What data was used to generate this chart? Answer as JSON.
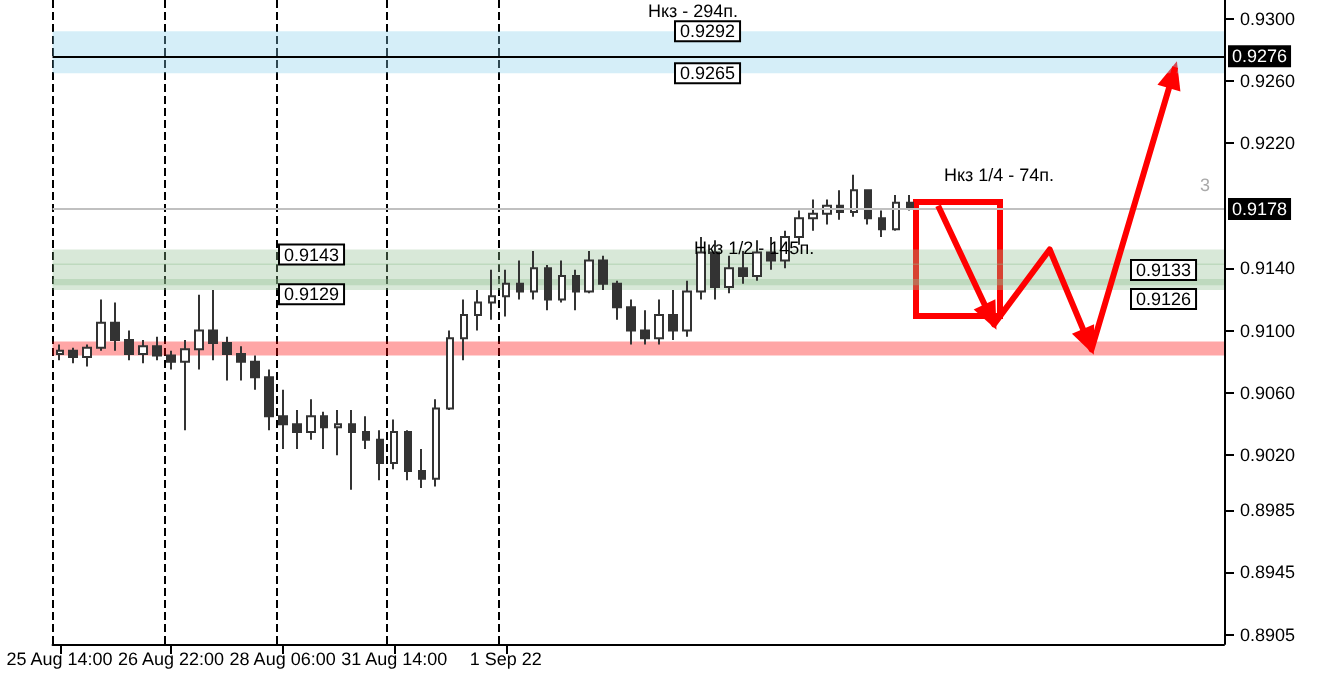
{
  "chart_data": {
    "type": "candlestick",
    "categories": [
      "25 Aug 14:00",
      null,
      null,
      null,
      null,
      null,
      null,
      null,
      "26 Aug 22:00",
      null,
      null,
      null,
      null,
      null,
      null,
      null,
      "28 Aug 06:00",
      null,
      null,
      null,
      null,
      null,
      null,
      null,
      "31 Aug 14:00",
      null,
      null,
      null,
      null,
      null,
      null,
      null,
      "1 Sep 22",
      null,
      null,
      null,
      null,
      null,
      null,
      null,
      null,
      null,
      null,
      null,
      null,
      null,
      null,
      null,
      null,
      null,
      null,
      null,
      null,
      null,
      null,
      null,
      null,
      null,
      null,
      null,
      null,
      null,
      null,
      null,
      null,
      null,
      null,
      null,
      null,
      null,
      null,
      null,
      null,
      null,
      null,
      null,
      null,
      null,
      null,
      null,
      null,
      null,
      null,
      null
    ],
    "series": [
      {
        "color": "#333333",
        "ohlc": [
          [
            0.9085,
            0.9091,
            0.9081,
            0.9087
          ],
          [
            0.9087,
            0.9089,
            0.9079,
            0.9083
          ],
          [
            0.9083,
            0.9091,
            0.9077,
            0.9089
          ],
          [
            0.9089,
            0.912,
            0.9087,
            0.9105
          ],
          [
            0.9105,
            0.9118,
            0.9087,
            0.9094
          ],
          [
            0.9094,
            0.91,
            0.9081,
            0.9085
          ],
          [
            0.9085,
            0.9094,
            0.9079,
            0.909
          ],
          [
            0.909,
            0.9096,
            0.9081,
            0.9084
          ],
          [
            0.9084,
            0.9087,
            0.9075,
            0.908
          ],
          [
            0.908,
            0.9094,
            0.9036,
            0.9088
          ],
          [
            0.9088,
            0.9123,
            0.9075,
            0.91
          ],
          [
            0.91,
            0.9126,
            0.9081,
            0.9092
          ],
          [
            0.9092,
            0.9096,
            0.9068,
            0.9085
          ],
          [
            0.9085,
            0.909,
            0.9068,
            0.908
          ],
          [
            0.908,
            0.9084,
            0.9062,
            0.907
          ],
          [
            0.907,
            0.9075,
            0.9036,
            0.9045
          ],
          [
            0.9045,
            0.9062,
            0.9024,
            0.904
          ],
          [
            0.904,
            0.9049,
            0.9024,
            0.9035
          ],
          [
            0.9035,
            0.9056,
            0.903,
            0.9045
          ],
          [
            0.9045,
            0.9048,
            0.9024,
            0.9038
          ],
          [
            0.9038,
            0.9049,
            0.902,
            0.904
          ],
          [
            0.904,
            0.9049,
            0.8998,
            0.9035
          ],
          [
            0.9035,
            0.9045,
            0.9024,
            0.903
          ],
          [
            0.903,
            0.9036,
            0.9004,
            0.9015
          ],
          [
            0.9015,
            0.9043,
            0.9011,
            0.9035
          ],
          [
            0.9035,
            0.9036,
            0.9004,
            0.901
          ],
          [
            0.901,
            0.9024,
            0.8999,
            0.9005
          ],
          [
            0.9005,
            0.9056,
            0.9,
            0.905
          ],
          [
            0.905,
            0.91,
            0.9049,
            0.9095
          ],
          [
            0.9095,
            0.912,
            0.9081,
            0.911
          ],
          [
            0.911,
            0.9126,
            0.91,
            0.9118
          ],
          [
            0.9118,
            0.9139,
            0.9107,
            0.9122
          ],
          [
            0.9122,
            0.9139,
            0.9109,
            0.913
          ],
          [
            0.913,
            0.9145,
            0.912,
            0.9125
          ],
          [
            0.9125,
            0.9151,
            0.912,
            0.914
          ],
          [
            0.914,
            0.9142,
            0.9113,
            0.912
          ],
          [
            0.912,
            0.9145,
            0.9118,
            0.9135
          ],
          [
            0.9135,
            0.9139,
            0.9113,
            0.9125
          ],
          [
            0.9125,
            0.9151,
            0.9124,
            0.9145
          ],
          [
            0.9145,
            0.9148,
            0.9126,
            0.913
          ],
          [
            0.913,
            0.9132,
            0.9107,
            0.9115
          ],
          [
            0.9115,
            0.912,
            0.9091,
            0.91
          ],
          [
            0.91,
            0.9113,
            0.9091,
            0.9095
          ],
          [
            0.9095,
            0.912,
            0.9091,
            0.911
          ],
          [
            0.911,
            0.9126,
            0.9094,
            0.91
          ],
          [
            0.91,
            0.9132,
            0.9096,
            0.9125
          ],
          [
            0.9125,
            0.916,
            0.912,
            0.915
          ],
          [
            0.915,
            0.9158,
            0.912,
            0.9128
          ],
          [
            0.9128,
            0.9148,
            0.9124,
            0.914
          ],
          [
            0.914,
            0.9151,
            0.913,
            0.9135
          ],
          [
            0.9135,
            0.9158,
            0.9132,
            0.915
          ],
          [
            0.915,
            0.916,
            0.9139,
            0.9145
          ],
          [
            0.9145,
            0.9164,
            0.914,
            0.916
          ],
          [
            0.916,
            0.9177,
            0.9155,
            0.9172
          ],
          [
            0.9172,
            0.9184,
            0.9164,
            0.9175
          ],
          [
            0.9175,
            0.9184,
            0.9168,
            0.918
          ],
          [
            0.918,
            0.919,
            0.9171,
            0.9176
          ],
          [
            0.9176,
            0.92,
            0.9173,
            0.919
          ],
          [
            0.919,
            0.919,
            0.9168,
            0.9172
          ],
          [
            0.9172,
            0.9177,
            0.916,
            0.9165
          ],
          [
            0.9165,
            0.9187,
            0.9164,
            0.9182
          ],
          [
            0.9182,
            0.9187,
            0.9177,
            0.9178
          ],
          null,
          null,
          null,
          null,
          null,
          null,
          null,
          null,
          null,
          null,
          null,
          null,
          null,
          null,
          null,
          null,
          null,
          null,
          null,
          null,
          null,
          null
        ]
      },
      {
        "type": "line",
        "color": "#ff0000",
        "values": [
          null,
          null,
          null,
          null,
          null,
          null,
          null,
          null,
          null,
          null,
          null,
          null,
          null,
          null,
          null,
          null,
          null,
          null,
          null,
          null,
          null,
          null,
          null,
          null,
          null,
          null,
          null,
          null,
          null,
          null,
          null,
          null,
          null,
          null,
          null,
          null,
          null,
          null,
          null,
          null,
          null,
          null,
          null,
          null,
          null,
          null,
          null,
          null,
          null,
          null,
          null,
          null,
          null,
          null,
          null,
          null,
          null,
          null,
          null,
          null,
          null,
          null,
          null,
          0.918,
          null,
          null,
          null,
          0.9104,
          null,
          null,
          null,
          0.9152,
          null,
          null,
          0.9088,
          null,
          null,
          null,
          null,
          null,
          0.9269,
          null,
          null,
          null
        ]
      }
    ],
    "ylim": [
      0.8899,
      0.9312
    ],
    "yticks": [
      {
        "value": 0.8905,
        "label": "0.8905"
      },
      {
        "value": 0.8945,
        "label": "0.8945"
      },
      {
        "value": 0.8985,
        "label": "0.8985"
      },
      {
        "value": 0.902,
        "label": "0.9020"
      },
      {
        "value": 0.906,
        "label": "0.9060"
      },
      {
        "value": 0.91,
        "label": "0.9100"
      },
      {
        "value": 0.914,
        "label": "0.9140"
      },
      {
        "value": 0.922,
        "label": "0.9220"
      },
      {
        "value": 0.926,
        "label": "0.9260"
      },
      {
        "value": 0.93,
        "label": "0.9300"
      }
    ],
    "grid": "x",
    "ref_lines": [
      {
        "axis": "y",
        "value": 0.9276,
        "label": "0.9276",
        "color": "#000000"
      },
      {
        "axis": "y",
        "value": 0.9178,
        "label": "0.9178",
        "color": "#c0c0c0"
      }
    ],
    "bands": [
      {
        "axis": "y",
        "from": 0.9265,
        "to": 0.9292,
        "color": "#87ceeb"
      },
      {
        "axis": "y",
        "from": 0.9126,
        "to": 0.9133,
        "color": "#8fbc8f"
      },
      {
        "axis": "y",
        "from": 0.9129,
        "to": 0.9143,
        "color": "#8fbc8f"
      },
      {
        "axis": "y",
        "from": 0.9142,
        "to": 0.9152,
        "color": "#8fbc8f"
      },
      {
        "axis": "y",
        "from": 0.9084,
        "to": 0.9093,
        "color": "#ff0000"
      }
    ],
    "annotations": [
      "Нкз - 294п.",
      {
        "text": "0.9292",
        "y": 0.9292
      },
      {
        "text": "0.9265",
        "y": 0.9265
      },
      {
        "text": "Нкз 1/2 - 145п.",
        "y": 0.9147
      },
      {
        "text": "0.9143",
        "y": 0.9143
      },
      {
        "text": "0.9129",
        "y": 0.9129
      },
      {
        "text": "0.9133",
        "y": 0.9133
      },
      {
        "text": "0.9126",
        "y": 0.9126
      },
      "Нкз 1/4 - 74п.",
      "3"
    ]
  }
}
==================================================
Check each line of the entries above for the word "text". List the ones that have it.

Problem solution:
        "text": "0.9292",
        "text": "0.9265",
        "text": "Нкз 1/2 - 145п.",
        "text": "0.9143",
        "text": "0.9129",
        "text": "0.9133",
        "text": "0.9126",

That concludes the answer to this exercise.